» Required task: Filter the entries and keep only the lines where the string "restaurant" appears.

» Recorded data:

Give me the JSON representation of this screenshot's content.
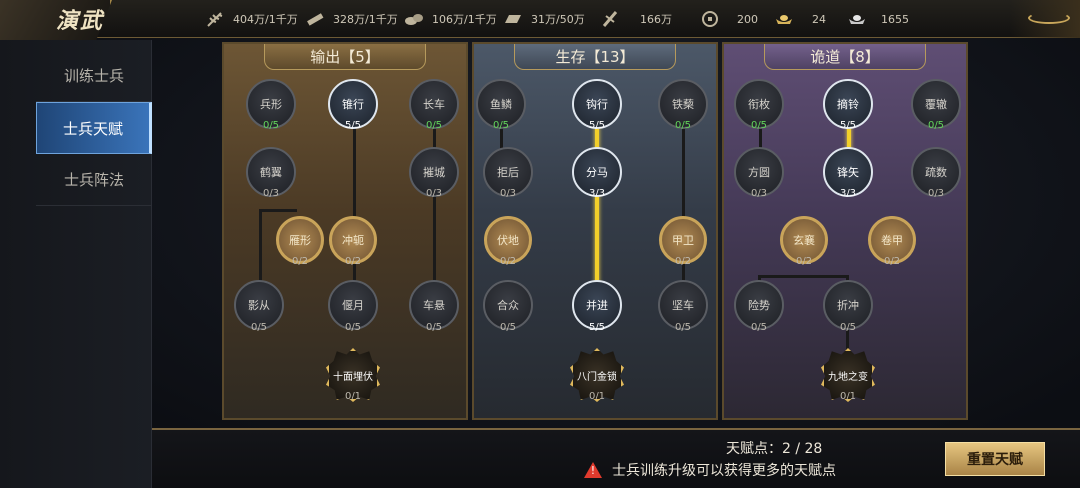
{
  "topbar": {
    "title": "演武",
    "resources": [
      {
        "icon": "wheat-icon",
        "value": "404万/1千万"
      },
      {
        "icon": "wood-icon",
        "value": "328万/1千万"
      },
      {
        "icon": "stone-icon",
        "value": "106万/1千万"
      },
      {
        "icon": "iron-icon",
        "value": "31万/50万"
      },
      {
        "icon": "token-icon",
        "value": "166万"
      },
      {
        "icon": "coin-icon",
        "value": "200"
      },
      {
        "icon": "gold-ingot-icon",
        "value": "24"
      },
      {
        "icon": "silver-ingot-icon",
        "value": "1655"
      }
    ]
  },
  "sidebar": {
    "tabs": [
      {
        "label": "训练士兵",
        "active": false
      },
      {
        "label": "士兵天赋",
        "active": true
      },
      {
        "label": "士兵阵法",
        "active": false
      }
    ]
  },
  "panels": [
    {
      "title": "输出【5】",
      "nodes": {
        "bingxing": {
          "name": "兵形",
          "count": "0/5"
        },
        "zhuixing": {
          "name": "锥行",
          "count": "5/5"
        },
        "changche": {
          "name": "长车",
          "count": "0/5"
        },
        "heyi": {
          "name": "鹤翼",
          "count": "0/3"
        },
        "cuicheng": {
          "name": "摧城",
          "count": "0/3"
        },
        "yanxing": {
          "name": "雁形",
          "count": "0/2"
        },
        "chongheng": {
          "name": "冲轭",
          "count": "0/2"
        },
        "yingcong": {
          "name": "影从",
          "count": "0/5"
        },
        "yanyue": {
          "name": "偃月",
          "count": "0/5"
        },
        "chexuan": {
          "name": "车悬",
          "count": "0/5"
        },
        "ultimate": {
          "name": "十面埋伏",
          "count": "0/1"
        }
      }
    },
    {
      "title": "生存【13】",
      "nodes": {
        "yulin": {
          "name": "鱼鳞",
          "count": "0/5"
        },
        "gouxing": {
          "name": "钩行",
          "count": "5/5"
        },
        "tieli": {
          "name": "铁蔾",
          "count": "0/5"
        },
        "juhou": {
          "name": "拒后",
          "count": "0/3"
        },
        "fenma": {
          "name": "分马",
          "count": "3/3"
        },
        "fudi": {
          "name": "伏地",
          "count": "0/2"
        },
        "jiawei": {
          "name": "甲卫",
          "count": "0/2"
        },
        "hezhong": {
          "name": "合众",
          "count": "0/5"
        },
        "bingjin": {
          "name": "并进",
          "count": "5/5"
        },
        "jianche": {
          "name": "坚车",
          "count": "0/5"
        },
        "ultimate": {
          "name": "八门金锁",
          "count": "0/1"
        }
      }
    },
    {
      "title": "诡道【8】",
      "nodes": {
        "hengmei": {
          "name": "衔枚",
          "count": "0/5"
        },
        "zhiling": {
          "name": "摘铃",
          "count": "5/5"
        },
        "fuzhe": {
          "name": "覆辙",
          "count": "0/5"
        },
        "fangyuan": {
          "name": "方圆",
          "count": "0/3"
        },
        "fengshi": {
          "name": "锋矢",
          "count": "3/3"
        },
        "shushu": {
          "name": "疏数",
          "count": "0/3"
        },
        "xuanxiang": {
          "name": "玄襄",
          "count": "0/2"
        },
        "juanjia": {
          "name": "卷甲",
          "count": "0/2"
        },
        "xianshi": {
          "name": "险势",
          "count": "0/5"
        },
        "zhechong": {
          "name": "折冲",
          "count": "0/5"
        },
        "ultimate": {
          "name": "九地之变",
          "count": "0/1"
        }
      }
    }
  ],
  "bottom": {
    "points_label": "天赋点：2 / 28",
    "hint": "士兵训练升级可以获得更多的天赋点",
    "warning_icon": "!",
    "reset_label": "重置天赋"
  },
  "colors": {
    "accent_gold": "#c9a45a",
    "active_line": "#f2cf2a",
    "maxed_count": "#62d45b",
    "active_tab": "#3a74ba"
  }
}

--

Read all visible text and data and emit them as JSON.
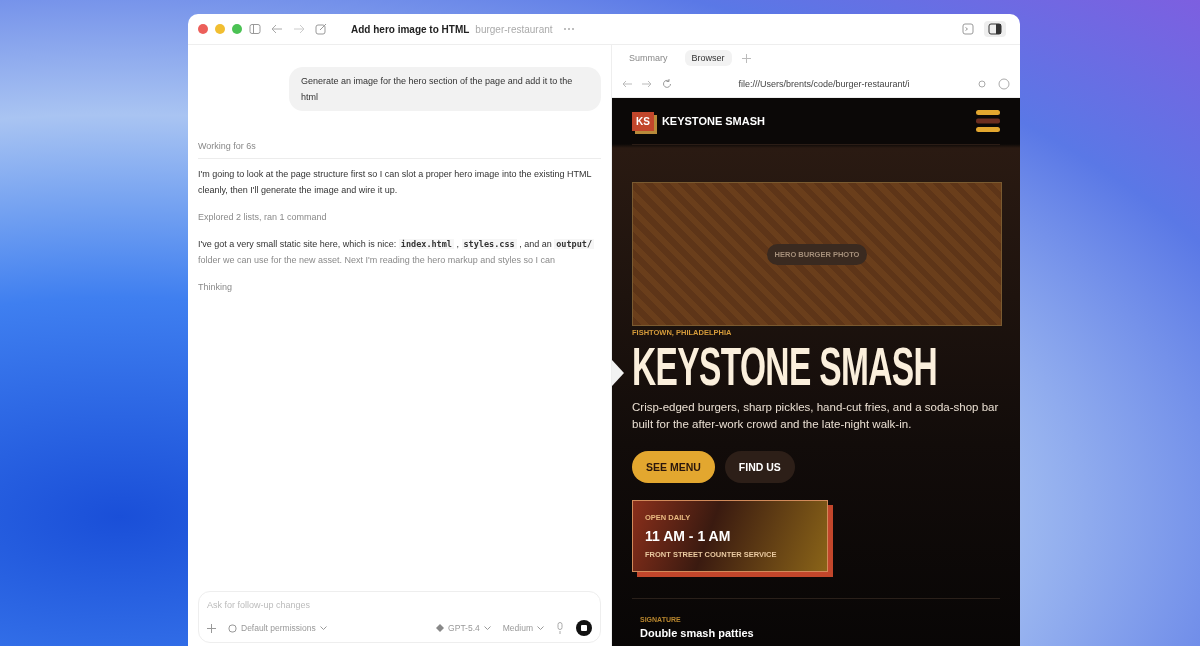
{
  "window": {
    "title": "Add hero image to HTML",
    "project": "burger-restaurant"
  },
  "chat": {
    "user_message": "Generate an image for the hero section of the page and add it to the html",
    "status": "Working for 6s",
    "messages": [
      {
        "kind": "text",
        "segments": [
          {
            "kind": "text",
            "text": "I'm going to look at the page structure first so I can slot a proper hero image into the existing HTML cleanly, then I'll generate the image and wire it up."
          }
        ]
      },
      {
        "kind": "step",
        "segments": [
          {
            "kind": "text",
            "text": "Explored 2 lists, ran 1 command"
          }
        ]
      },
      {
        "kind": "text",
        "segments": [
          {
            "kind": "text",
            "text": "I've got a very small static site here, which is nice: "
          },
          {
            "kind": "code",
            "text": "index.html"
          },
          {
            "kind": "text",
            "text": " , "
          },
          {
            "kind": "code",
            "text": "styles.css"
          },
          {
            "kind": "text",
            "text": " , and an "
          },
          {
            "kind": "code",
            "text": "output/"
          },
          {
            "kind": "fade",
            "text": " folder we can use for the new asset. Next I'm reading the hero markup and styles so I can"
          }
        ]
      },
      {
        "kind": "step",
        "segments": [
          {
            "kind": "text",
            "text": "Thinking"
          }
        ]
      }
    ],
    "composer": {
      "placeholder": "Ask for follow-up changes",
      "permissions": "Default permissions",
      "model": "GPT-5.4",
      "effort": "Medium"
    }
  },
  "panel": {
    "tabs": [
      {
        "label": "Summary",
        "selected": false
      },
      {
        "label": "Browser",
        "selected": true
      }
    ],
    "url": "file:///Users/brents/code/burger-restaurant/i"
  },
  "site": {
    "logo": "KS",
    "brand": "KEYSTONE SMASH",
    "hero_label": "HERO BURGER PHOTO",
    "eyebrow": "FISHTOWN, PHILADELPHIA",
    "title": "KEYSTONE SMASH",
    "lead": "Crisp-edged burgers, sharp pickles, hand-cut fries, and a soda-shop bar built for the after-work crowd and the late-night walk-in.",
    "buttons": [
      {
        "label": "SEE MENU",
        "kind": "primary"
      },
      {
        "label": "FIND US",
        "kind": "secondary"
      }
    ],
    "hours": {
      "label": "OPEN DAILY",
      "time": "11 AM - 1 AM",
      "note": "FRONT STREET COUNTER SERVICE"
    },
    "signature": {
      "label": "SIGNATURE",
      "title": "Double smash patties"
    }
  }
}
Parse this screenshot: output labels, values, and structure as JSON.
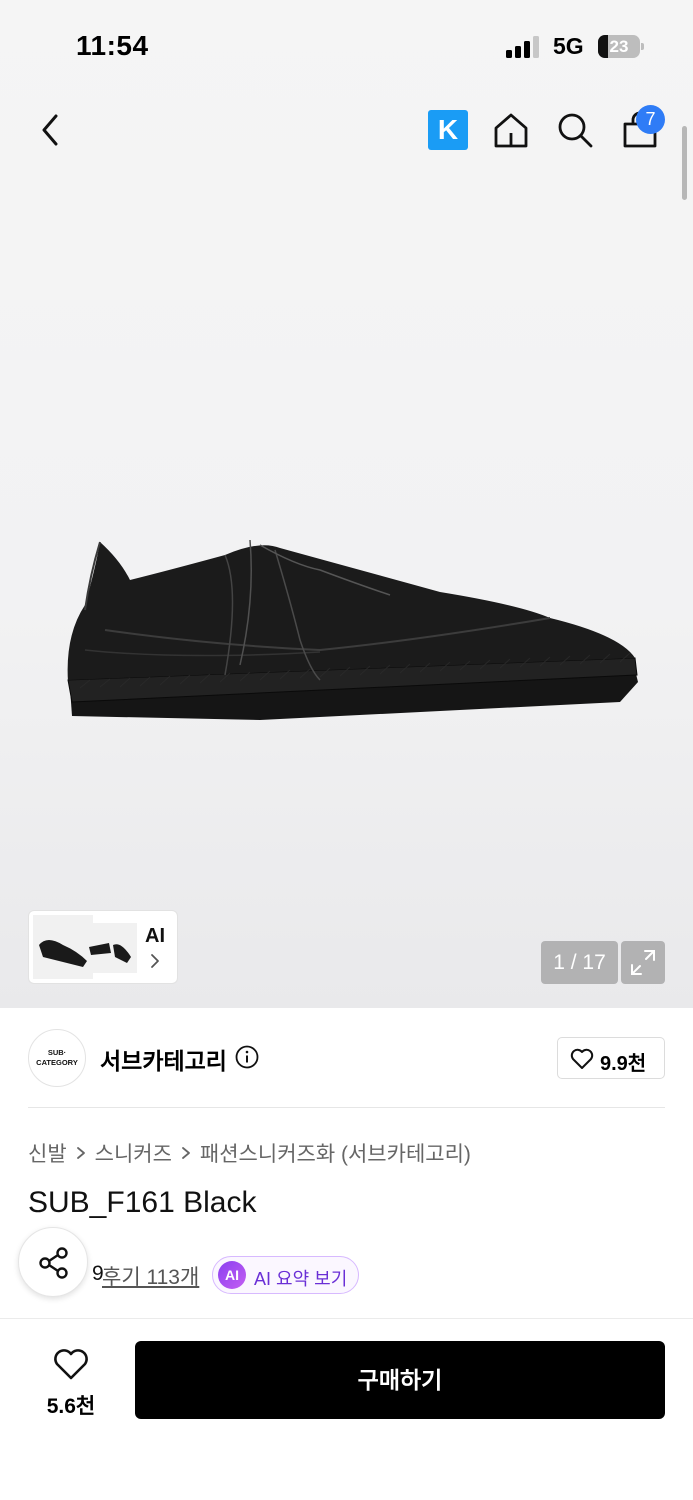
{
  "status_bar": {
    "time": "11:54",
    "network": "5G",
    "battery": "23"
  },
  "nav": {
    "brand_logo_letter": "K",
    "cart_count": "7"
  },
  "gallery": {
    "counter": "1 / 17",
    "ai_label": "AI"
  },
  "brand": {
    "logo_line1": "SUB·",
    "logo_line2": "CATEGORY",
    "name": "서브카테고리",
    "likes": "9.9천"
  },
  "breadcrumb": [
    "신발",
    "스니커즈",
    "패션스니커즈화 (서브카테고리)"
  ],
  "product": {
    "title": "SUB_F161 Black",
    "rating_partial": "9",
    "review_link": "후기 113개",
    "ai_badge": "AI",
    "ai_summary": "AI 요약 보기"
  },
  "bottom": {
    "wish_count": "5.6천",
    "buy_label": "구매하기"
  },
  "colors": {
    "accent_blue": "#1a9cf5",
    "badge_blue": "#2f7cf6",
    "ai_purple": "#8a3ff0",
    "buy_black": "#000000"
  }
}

» Finished task:
    "project": "burger-restaurant"
    "url": "file:///Users/brents/code/burger-restaurant/i"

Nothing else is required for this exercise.